Problem details: All of the data below must be repeated exactly.

— Start of Records —

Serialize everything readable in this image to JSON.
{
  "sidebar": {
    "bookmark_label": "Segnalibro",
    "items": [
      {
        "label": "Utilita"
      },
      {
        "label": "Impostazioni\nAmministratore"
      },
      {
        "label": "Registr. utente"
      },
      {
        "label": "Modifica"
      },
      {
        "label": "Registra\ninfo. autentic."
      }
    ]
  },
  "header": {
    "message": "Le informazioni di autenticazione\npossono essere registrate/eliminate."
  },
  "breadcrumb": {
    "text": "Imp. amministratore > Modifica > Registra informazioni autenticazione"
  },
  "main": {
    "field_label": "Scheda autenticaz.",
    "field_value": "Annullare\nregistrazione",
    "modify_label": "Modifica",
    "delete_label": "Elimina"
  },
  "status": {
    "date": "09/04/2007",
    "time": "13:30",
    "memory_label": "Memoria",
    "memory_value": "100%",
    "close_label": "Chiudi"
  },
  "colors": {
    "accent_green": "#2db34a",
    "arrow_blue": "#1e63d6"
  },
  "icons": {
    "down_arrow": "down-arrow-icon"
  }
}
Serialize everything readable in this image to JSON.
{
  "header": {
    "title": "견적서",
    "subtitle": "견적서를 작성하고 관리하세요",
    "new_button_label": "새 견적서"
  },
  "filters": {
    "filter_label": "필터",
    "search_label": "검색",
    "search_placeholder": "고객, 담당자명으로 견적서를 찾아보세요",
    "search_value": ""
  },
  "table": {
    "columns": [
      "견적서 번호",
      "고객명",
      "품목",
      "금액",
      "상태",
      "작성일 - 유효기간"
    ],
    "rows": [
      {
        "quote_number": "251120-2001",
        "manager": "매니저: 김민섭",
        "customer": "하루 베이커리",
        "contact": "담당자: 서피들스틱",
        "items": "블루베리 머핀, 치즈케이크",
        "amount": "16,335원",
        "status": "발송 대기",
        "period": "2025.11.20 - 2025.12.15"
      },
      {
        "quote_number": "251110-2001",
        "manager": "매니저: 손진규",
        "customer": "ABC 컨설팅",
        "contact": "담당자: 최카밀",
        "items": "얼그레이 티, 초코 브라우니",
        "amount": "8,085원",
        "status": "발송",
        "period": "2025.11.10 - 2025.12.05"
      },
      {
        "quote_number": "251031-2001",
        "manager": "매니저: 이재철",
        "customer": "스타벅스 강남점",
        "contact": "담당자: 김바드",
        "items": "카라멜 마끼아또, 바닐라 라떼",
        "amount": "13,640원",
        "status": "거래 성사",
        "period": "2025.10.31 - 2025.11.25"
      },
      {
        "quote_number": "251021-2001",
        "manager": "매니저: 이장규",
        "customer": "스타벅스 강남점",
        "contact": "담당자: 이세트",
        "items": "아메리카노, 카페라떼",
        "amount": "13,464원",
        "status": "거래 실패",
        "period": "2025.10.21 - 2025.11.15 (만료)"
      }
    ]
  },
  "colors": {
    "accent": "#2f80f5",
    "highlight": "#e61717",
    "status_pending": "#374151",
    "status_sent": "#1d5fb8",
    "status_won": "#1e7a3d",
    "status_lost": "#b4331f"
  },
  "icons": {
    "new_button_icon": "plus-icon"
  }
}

— End of Records —

Solution to this task:
Serialize everything readable in this image to JSON.
{
  "sidebar": {
    "bookmark_label": "Segnalibro",
    "items": [
      {
        "label": "Utilita"
      },
      {
        "label": "Impostazioni\nAmministratore"
      },
      {
        "label": "Registr. utente"
      },
      {
        "label": "Modifica"
      },
      {
        "label": "Registra\ninfo. autentic."
      }
    ]
  },
  "header": {
    "message": "Le informazioni di autenticazione\npossono essere registrate/eliminate."
  },
  "breadcrumb": {
    "text": "Imp. amministratore > Modifica > Registra informazioni autenticazione"
  },
  "main": {
    "field_label": "Scheda autenticaz.",
    "field_value": "Annullare\nregistrazione",
    "modify_label": "Modifica",
    "delete_label": "Elimina"
  },
  "status": {
    "date": "09/04/2007",
    "time": "13:30",
    "memory_label": "Memoria",
    "memory_value": "100%",
    "close_label": "Chiudi"
  },
  "colors": {
    "accent_green": "#2db34a",
    "arrow_blue": "#1e63d6"
  },
  "icons": {
    "down_arrow": "down-arrow-icon"
  }
}
Serialize everything readable in this image to JSON.
{
  "header": {
    "title": "견적서",
    "subtitle": "견적서를 작성하고 관리하세요",
    "new_button_label": "새 견적서"
  },
  "filters": {
    "filter_label": "필터",
    "search_label": "검색",
    "search_placeholder": "고객, 담당자명으로 견적서를 찾아보세요",
    "search_value": ""
  },
  "table": {
    "columns": [
      "견적서 번호",
      "고객명",
      "품목",
      "금액",
      "상태",
      "작성일 - 유효기간"
    ],
    "rows": [
      {
        "quote_number": "251120-2001",
        "manager": "매니저: 김민섭",
        "customer": "하루 베이커리",
        "contact": "담당자: 서피들스틱",
        "items": "블루베리 머핀, 치즈케이크",
        "amount": "16,335원",
        "status": "발송 대기",
        "period": "2025.11.20 - 2025.12.15"
      },
      {
        "quote_number": "251110-2001",
        "manager": "매니저: 손진규",
        "customer": "ABC 컨설팅",
        "contact": "담당자: 최카밀",
        "items": "얼그레이 티, 초코 브라우니",
        "amount": "8,085원",
        "status": "발송",
        "period": "2025.11.10 - 2025.12.05"
      },
      {
        "quote_number": "251031-2001",
        "manager": "매니저: 이재철",
        "customer": "스타벅스 강남점",
        "contact": "담당자: 김바드",
        "items": "카라멜 마끼아또, 바닐라 라떼",
        "amount": "13,640원",
        "status": "거래 성사",
        "period": "2025.10.31 - 2025.11.25"
      },
      {
        "quote_number": "251021-2001",
        "manager": "매니저: 이장규",
        "customer": "스타벅스 강남점",
        "contact": "담당자: 이세트",
        "items": "아메리카노, 카페라떼",
        "amount": "13,464원",
        "status": "거래 실패",
        "period": "2025.10.21 - 2025.11.15 (만료)"
      }
    ]
  },
  "colors": {
    "accent": "#2f80f5",
    "highlight": "#e61717",
    "status_pending": "#374151",
    "status_sent": "#1d5fb8",
    "status_won": "#1e7a3d",
    "status_lost": "#b4331f"
  },
  "icons": {
    "new_button_icon": "plus-icon"
  }
}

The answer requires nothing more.